Suitcase Series: Meghan Corder

Welcome back to the series where I interview incredible women about their creative work and the clothes that help them get the job done. I met Meghan several years ago when we were a part of a small emergent church plant, and we instantly bonded over books, the moon, and not being fancy or proper. Meghan is a special education teacher and a spiritual director and life coach at Chapel and Cauldron where she publishes a seasonal Magazine, Christ’s Coven. Meghan has supported and encouraged me to pursue my own passions and talents, and so it has been so rewarding to see her career evolve into something dynamic and fulfilling that helps her use her natural gifts. We got to catch up recently when she modeled the Wednesday Wrap for me, along with the new Saturday Pleat Pant in rainbow dyed bamboo rayon challis.

Addie: You have been having a slow career evolution over the past few years. Tell me what's going on lately?

Meghan: I feel like I'm really living my best life, getting to do my day job, and also getting to do spiritual direction with some fantastic people, writing on my blog, and gaining traction there, coming to do this with you. I'm teaching an enneagram class on Monday and I'm getting to lead a workshop for teachers who want to live a more sacred life. So I'm making progress finally and getting to do what I really want to do.

Addie: When you wake up in the morning how do you want to show up in the world? What feelings do you want your clothing and habits to give you ?


Meghan: I want to show up in the world as a priestess. That other women feel safe to be wholly expressed around me.

Addie: What different roles do your clothes need to play?


Meghan: For my day job I'm a teacher, so I have to be able to get up and down off the floor, I also need to be able to work in ceremony, so it needs to look some level of sacred. So I need to be really flexible with my clothing, and I like clothing that is multi purpose in those ways. I can get up and down off the floor and look professional at work and go into ceremony with it and be comfortable the entire time.

- _Exercises_:
**1.** Reproduce the Suitcase Series interview word for word, everything from "Addie: You have" down to "to give you ?".
**2.** Answer these questions using the Suitcase Series interview:
(a) What is the name of the seasonal magazine Meghan publishes?
(b) What class is Meghan teaching on Monday?
(c) How does Meghan want to show up in the world?
**3.** Translate this sentence from the Suitcase Series interview into Spanish: "I want to show up in the world as a priestess."
Answer from the Suitcase Series interview alone, without drawing on outside knowledge.

- _Excerpted records_:
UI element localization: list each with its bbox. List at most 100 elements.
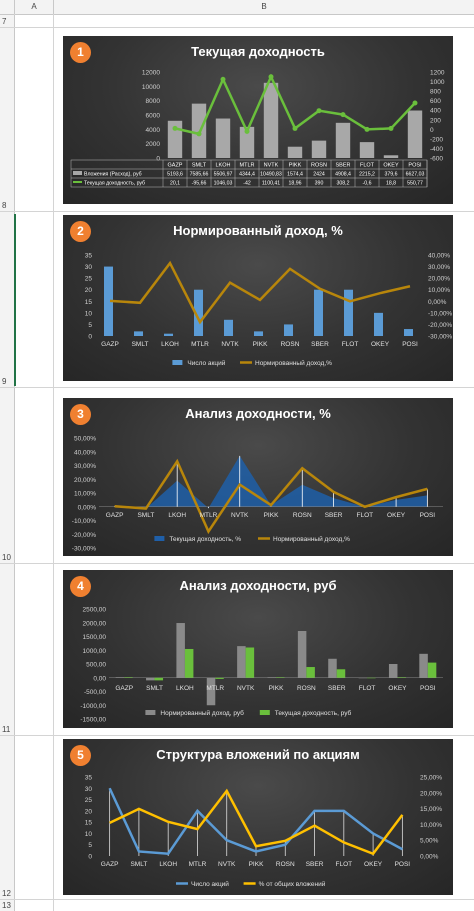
chart-title: Нормированный доход, % [173, 223, 343, 238]
bar [239, 126, 255, 158]
x-axis-category-label: FLOT [357, 512, 374, 519]
data-table-value: -95,66 [192, 181, 207, 187]
y2-axis-tick-label: 10,00% [428, 287, 450, 294]
data-point [292, 125, 298, 131]
data-table-header: OKEY [383, 163, 399, 169]
legend-swatch [172, 360, 183, 365]
data-table-series-name: Текущая доходность, руб [84, 181, 145, 187]
select-all-corner[interactable] [0, 0, 15, 14]
chart-yield-analysis-pct-plot: 50,00% 40,00% 30,00% 20,00% 10,00% 0,00% -10,0… [72, 436, 443, 553]
data-table-header: SBER [336, 163, 351, 169]
x-axis-category-label: OKEY [371, 341, 390, 348]
data-table-value: 4344,4 [239, 172, 255, 178]
data-table-value: 7585,66 [190, 172, 209, 178]
data-table-value: 1574,4 [287, 172, 303, 178]
y2-axis-tick-label: 0 [430, 127, 434, 134]
bar [335, 122, 351, 158]
y-axis-tick-label: -1500,00 [80, 717, 106, 724]
bar [388, 664, 398, 678]
x-axis-category-label: MTLR [200, 512, 218, 519]
bar [154, 677, 164, 681]
y-axis-tick-label: 35 [85, 253, 93, 260]
y-axis-tick-label: 1500,00 [83, 634, 107, 641]
row-selection-marker [14, 214, 16, 386]
x-axis-category-label: FLOT [336, 861, 353, 868]
y-axis-tick-label: 0,00% [78, 504, 97, 511]
x-axis-category-label: POSI [402, 341, 418, 348]
series-line [109, 260, 411, 325]
y2-axis-tick-label: 15,00% [420, 806, 442, 813]
legend-swatch [145, 710, 156, 715]
x-axis-category-label: ROSN [293, 512, 312, 519]
bar [374, 312, 383, 336]
row-header-11[interactable]: 11 [0, 564, 15, 735]
x-axis-category-label: LKOH [168, 512, 186, 519]
x-axis-category-label: ROSN [276, 861, 295, 868]
bar [124, 677, 133, 678]
y-axis-tick-label: 10 [85, 310, 93, 317]
column-header-a[interactable]: A [15, 0, 54, 14]
y-axis-tick-label: -10,00% [72, 518, 96, 525]
y2-axis-tick-label: -30,00% [428, 334, 452, 341]
data-table-value: 1046,03 [214, 181, 233, 187]
y2-axis-tick-label: 0,00% [420, 854, 439, 861]
y-axis-tick-label: 25 [85, 276, 93, 283]
row-header-10[interactable]: 10 [0, 388, 15, 563]
y-axis-tick-label: 20 [85, 287, 93, 294]
data-table-header: ROSN [311, 163, 327, 169]
data-table-value: 20,1 [170, 181, 180, 187]
y2-axis-tick-label: -10,00% [428, 310, 452, 317]
data-table-value: 10490,83 [260, 172, 282, 178]
data-table-value: 379,6 [385, 172, 398, 178]
bar [397, 677, 406, 678]
bar [245, 647, 255, 678]
x-axis-category-label: POSI [420, 512, 436, 519]
bar [367, 677, 376, 679]
data-table-value: 308,2 [337, 181, 350, 187]
x-axis-category-label: GAZP [106, 512, 124, 519]
row-divider [0, 27, 474, 28]
chart-yield-analysis-pct[interactable]: 50,00% 40,00% 30,00% 20,00% 10,00% 0,00% -10,0… [63, 398, 453, 556]
chart-current-yield[interactable]: 12000 10000 8000 6000 4000 2000 0 1200 1000 800 60… [63, 36, 453, 204]
x-axis-category-label: SMLT [146, 685, 163, 692]
x-axis-category-label: PIKK [264, 512, 279, 519]
legend-label: Нормированный доход,% [255, 359, 332, 367]
chart-normalized-income-plot: 35 30 25 20 15 10 5 0 40,00% 30,00% 20,00% 10,00% 0,… [85, 253, 453, 368]
row-header-13[interactable]: 13 [0, 900, 15, 911]
row-header-12[interactable]: 12 [0, 736, 15, 899]
row-divider [0, 735, 474, 736]
bar [306, 667, 315, 678]
x-axis-category-label: GAZP [101, 861, 119, 868]
y-axis-tick-label: 5 [88, 842, 92, 849]
y-axis-tick-label: 35 [85, 775, 93, 782]
y2-axis-tick-label: 400 [430, 108, 441, 115]
bar [284, 324, 293, 336]
series-line [114, 458, 428, 535]
x-axis-category-label: PIKK [269, 685, 284, 692]
chart-number-badge: 4 [70, 576, 91, 597]
data-table-value: 5193,6 [167, 172, 183, 178]
chart-yield-analysis-rub[interactable]: 2500,00 2000,00 1500,00 1000,00 500,00 0,00 -5… [63, 570, 453, 728]
x-axis-category-label: OKEY [364, 861, 383, 868]
row-header-8[interactable]: 8 [0, 28, 15, 211]
column-header-b[interactable]: B [261, 2, 267, 11]
bar [328, 658, 337, 678]
bar [206, 677, 216, 706]
chart-title: Анализ доходности, руб [179, 578, 337, 593]
y-axis-tick-label: 0 [156, 156, 160, 163]
bar [104, 266, 113, 336]
chart-current-yield-plot: 1200010000800060004000200001200100080060… [70, 70, 445, 188]
data-point [412, 100, 418, 106]
data-table-header: PIKK [289, 163, 302, 169]
chart-investment-structure[interactable]: 35 30 25 20 15 10 5 0 25,00% 20,00% 15,00% 10,00% 5,… [63, 739, 453, 895]
y-axis-tick-label: 10000 [142, 84, 160, 91]
y2-axis-tick-label: -600 [430, 156, 443, 163]
chart-number-badge: 5 [70, 745, 91, 766]
bar [404, 329, 413, 336]
chart-yield-analysis-rub-plot: 2500,00 2000,00 1500,00 1000,00 500,00 0,00 -5… [80, 607, 443, 724]
row-header-9[interactable]: 9 [0, 212, 15, 387]
row-header-7[interactable]: 7 [0, 15, 15, 27]
chart-normalized-income[interactable]: 35 30 25 20 15 10 5 0 40,00% 30,00% 20,00% 10,00% 0,… [63, 215, 453, 381]
bar [146, 677, 155, 681]
bar [359, 142, 375, 158]
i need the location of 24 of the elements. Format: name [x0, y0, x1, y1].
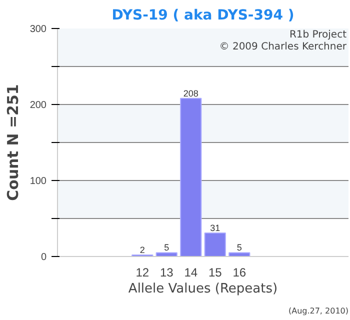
x-tick-label: 12: [136, 266, 150, 280]
annotation: © 2009 Charles Kerchner: [219, 42, 348, 52]
data-label: 31: [210, 222, 220, 233]
y-axis-title: Count N =251: [4, 84, 22, 201]
x-axis-title: Allele Values (Repeats): [128, 282, 278, 296]
bar: [180, 98, 202, 256]
x-tick-label: 13: [160, 266, 174, 280]
annotation: R1b Project: [289, 30, 347, 40]
y-tick-label: 100: [30, 176, 47, 187]
x-tick-label: 14: [184, 266, 198, 280]
bar: [156, 252, 178, 256]
chart-title: DYS-19 ( aka DYS-394 ): [112, 8, 294, 24]
y-tick-label: 0: [40, 252, 47, 263]
data-label: 208: [183, 88, 198, 98]
text: (Aug.27, 2010): [288, 306, 348, 316]
data-label: 5: [236, 242, 242, 253]
x-tick-label: 15: [208, 266, 222, 280]
x-tick-label: 16: [232, 266, 246, 280]
bar: [228, 252, 250, 256]
y-tick-label: 300: [30, 24, 47, 35]
y-tick-label: 200: [30, 100, 47, 111]
data-label: 5: [164, 242, 170, 253]
data-label: 2: [140, 244, 145, 255]
bar: [204, 232, 226, 256]
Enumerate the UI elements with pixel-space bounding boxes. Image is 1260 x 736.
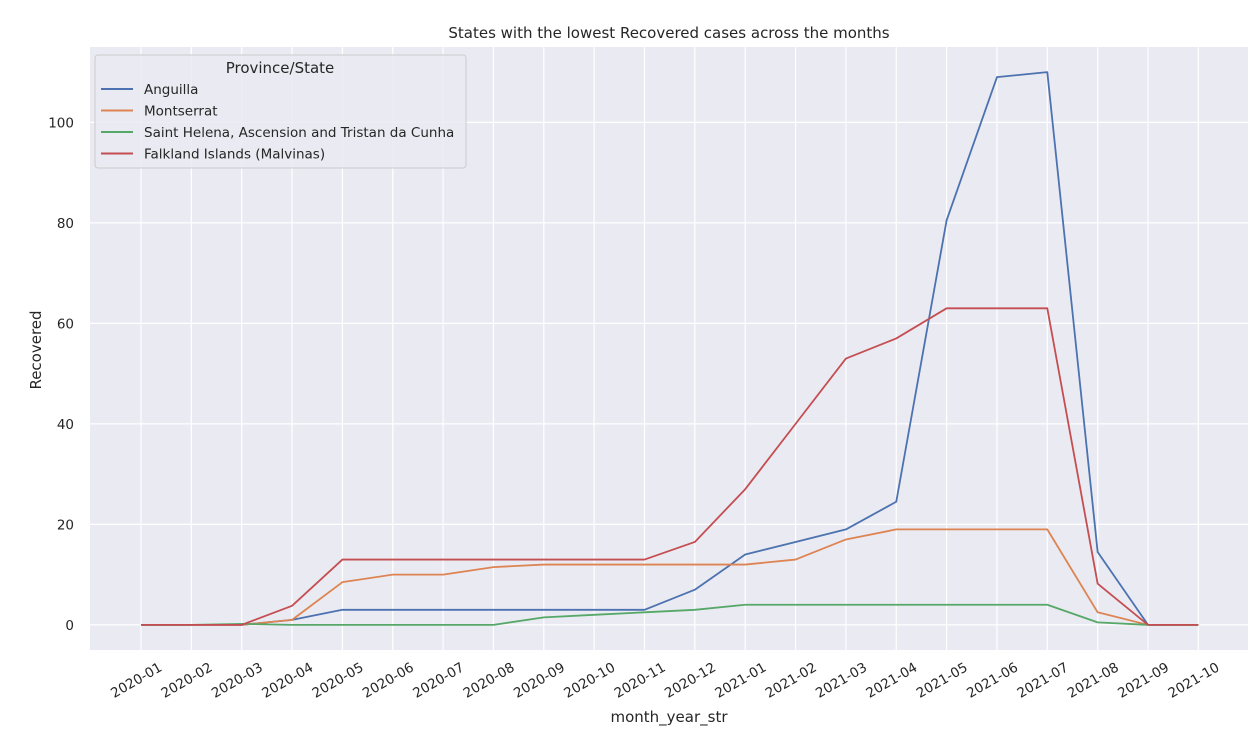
x-tick-label: 2020-07 (410, 660, 467, 702)
legend-entry: Saint Helena, Ascension and Tristan da C… (144, 125, 454, 141)
y-tick-label: 0 (65, 618, 74, 634)
x-tick-label: 2021-03 (813, 660, 870, 702)
y-axis-ticks: 0 20 40 60 80 100 (48, 115, 74, 634)
chart-title: States with the lowest Recovered cases a… (448, 24, 889, 42)
x-tick-label: 2021-09 (1115, 660, 1172, 702)
x-tick-label: 2021-06 (964, 660, 1021, 702)
x-tick-label: 2020-02 (159, 660, 216, 702)
x-tick-label: 2020-03 (209, 660, 266, 702)
series-line (141, 307, 1199, 626)
x-tick-label: 2021-05 (914, 660, 971, 702)
y-tick-label: 20 (57, 517, 74, 533)
x-tick-label: 2021-02 (763, 660, 820, 702)
y-tick-label: 60 (57, 316, 74, 332)
legend-box (94, 54, 467, 169)
x-tick-label: 2020-04 (259, 660, 316, 702)
x-tick-label: 2020-10 (561, 660, 618, 702)
x-tick-label: 2020-11 (612, 660, 669, 702)
legend-entry: Anguilla (144, 82, 198, 98)
x-tick-label: 2020-09 (511, 660, 568, 702)
series-line (141, 603, 1199, 626)
legend-entry: Falkland Islands (Malvinas) (144, 147, 325, 163)
legend: Province/State Anguilla Montserrat Saint H… (94, 54, 467, 169)
legend-title: Province/State (226, 59, 335, 77)
y-axis-label: Recovered (27, 310, 45, 389)
x-tick-label: 2020-08 (461, 660, 518, 702)
x-tick-label: 2020-01 (108, 660, 165, 702)
x-tick-label: 2021-10 (1166, 660, 1223, 702)
series-line (141, 528, 1199, 626)
x-axis-label: month_year_str (610, 708, 728, 727)
x-axis-ticks: 2020-012020-022020-032020-042020-052020-… (108, 660, 1222, 702)
series-line (141, 71, 1199, 626)
x-tick-label: 2020-06 (360, 660, 417, 702)
legend-items: Anguilla Montserrat Saint Helena, Ascensio… (101, 82, 454, 163)
x-tick-label: 2021-07 (1014, 660, 1071, 702)
x-tick-label: 2020-05 (310, 660, 367, 702)
legend-entry: Montserrat (144, 104, 218, 120)
x-tick-label: 2021-04 (863, 660, 920, 702)
x-tick-label: 2021-01 (712, 660, 769, 702)
x-tick-label: 2020-12 (662, 660, 719, 702)
series-lines (141, 71, 1199, 626)
y-tick-label: 100 (48, 115, 74, 131)
x-tick-label: 2021-08 (1065, 660, 1122, 702)
y-tick-label: 80 (57, 216, 74, 232)
y-tick-label: 40 (57, 417, 74, 433)
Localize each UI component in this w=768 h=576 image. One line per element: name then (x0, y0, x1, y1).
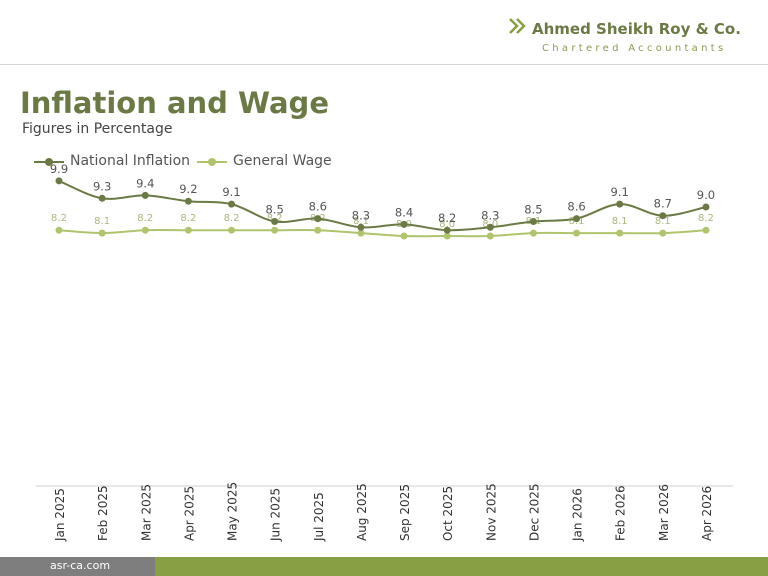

- _Replies_:
**1.**
Addie: You have been having a slow career evolution over the past few years. Tell me what's going on lately?

Meghan: I feel like I'm really living my best life, getting to do my day job, and also getting to do spiritual direction with some fantastic people, writing on my blog, and gaining traction there, coming to do this with you. I'm teaching an enneagram class on Monday and I'm getting to lead a workshop for teachers who want to live a more sacred life. So I'm making progress finally and getting to do what I really want to do.

Addie: When you wake up in the morning how do you want to show up in the world? What feelings do you want your clothing and habits to give you ?

**2.**
(a) Christ's Coven
(b) An enneagram class
(c) As a priestess

**3.** Quiero presentarme en el mundo como sacerdotisa.